Records from a collection
_ _ _

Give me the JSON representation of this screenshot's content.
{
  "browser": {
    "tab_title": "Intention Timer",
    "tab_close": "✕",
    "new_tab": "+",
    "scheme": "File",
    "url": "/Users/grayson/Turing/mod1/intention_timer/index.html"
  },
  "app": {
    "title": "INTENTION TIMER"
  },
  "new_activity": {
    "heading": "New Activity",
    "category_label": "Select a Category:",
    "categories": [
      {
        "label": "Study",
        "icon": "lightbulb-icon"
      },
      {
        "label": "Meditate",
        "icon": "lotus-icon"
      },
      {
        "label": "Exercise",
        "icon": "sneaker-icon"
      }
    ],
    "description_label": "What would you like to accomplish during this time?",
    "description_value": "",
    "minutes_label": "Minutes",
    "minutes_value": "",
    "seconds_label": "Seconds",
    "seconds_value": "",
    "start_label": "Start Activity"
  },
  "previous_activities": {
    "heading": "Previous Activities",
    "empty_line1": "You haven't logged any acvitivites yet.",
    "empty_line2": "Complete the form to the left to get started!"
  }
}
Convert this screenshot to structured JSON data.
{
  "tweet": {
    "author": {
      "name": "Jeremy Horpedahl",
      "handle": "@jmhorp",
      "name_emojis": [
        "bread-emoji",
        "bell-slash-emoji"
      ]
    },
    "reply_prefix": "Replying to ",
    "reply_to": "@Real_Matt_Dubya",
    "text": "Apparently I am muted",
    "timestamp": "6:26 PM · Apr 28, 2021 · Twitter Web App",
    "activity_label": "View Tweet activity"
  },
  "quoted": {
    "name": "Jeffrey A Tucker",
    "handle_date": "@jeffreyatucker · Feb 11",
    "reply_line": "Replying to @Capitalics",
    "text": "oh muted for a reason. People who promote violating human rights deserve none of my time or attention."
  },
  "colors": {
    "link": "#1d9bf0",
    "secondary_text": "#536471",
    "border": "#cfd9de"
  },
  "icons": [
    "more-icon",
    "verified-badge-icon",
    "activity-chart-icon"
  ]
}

_ _ _

## GIVEN REQUEST:
Write down every line of the data above that includes the string "Replying".

## RESPONSE TO THE TASK:
    "reply_prefix": "Replying to ",
    "reply_line": "Replying to @Capitalics",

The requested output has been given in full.